• **PROBLEM**
Copy out all lines that carry the word "米的山谷中".

• **RECORDS FOR PROCESSING**
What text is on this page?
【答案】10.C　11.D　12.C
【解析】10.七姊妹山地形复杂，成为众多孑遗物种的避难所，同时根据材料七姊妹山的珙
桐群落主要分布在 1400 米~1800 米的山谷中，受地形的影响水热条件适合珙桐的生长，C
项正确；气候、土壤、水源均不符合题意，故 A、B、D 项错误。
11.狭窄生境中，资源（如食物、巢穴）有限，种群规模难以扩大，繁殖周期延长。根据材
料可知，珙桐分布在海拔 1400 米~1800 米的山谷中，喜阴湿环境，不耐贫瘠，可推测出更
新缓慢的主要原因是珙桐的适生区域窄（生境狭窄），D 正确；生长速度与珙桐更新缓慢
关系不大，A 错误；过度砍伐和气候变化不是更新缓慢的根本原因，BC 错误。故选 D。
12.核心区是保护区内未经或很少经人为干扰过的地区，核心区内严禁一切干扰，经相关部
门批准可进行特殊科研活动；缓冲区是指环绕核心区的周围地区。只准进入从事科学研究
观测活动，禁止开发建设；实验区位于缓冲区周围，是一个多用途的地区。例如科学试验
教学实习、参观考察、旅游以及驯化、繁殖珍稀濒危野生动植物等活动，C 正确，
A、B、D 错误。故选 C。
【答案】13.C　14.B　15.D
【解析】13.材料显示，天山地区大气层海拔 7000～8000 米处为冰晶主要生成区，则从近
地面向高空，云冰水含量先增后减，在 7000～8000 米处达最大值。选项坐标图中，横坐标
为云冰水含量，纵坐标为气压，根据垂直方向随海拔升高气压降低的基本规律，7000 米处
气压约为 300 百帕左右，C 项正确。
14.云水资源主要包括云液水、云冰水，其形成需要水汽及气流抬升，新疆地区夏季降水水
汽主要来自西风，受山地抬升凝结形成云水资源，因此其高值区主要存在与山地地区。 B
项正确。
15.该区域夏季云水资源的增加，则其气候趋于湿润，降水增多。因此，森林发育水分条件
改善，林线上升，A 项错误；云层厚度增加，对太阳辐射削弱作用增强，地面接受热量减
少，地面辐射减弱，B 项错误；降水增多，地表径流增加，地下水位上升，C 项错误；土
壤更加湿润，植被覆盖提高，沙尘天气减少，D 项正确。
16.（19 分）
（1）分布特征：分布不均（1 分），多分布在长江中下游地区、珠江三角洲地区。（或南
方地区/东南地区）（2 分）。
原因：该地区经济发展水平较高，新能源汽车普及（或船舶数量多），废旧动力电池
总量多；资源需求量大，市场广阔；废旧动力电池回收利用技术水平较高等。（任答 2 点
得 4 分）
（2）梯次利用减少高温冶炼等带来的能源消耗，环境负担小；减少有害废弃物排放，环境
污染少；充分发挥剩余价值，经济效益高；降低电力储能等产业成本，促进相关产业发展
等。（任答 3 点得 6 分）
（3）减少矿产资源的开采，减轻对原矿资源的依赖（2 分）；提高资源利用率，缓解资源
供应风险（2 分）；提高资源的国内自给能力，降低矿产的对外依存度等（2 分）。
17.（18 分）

• **ANSWER TO THIS PROBLEM**
桐群落主要分布在 1400 米~1800 米的山谷中，受地形的影响水热条件适合珙桐的生长，C
料可知，珙桐分布在海拔 1400 米~1800 米的山谷中，喜阴湿环境，不耐贫瘠，可推测出更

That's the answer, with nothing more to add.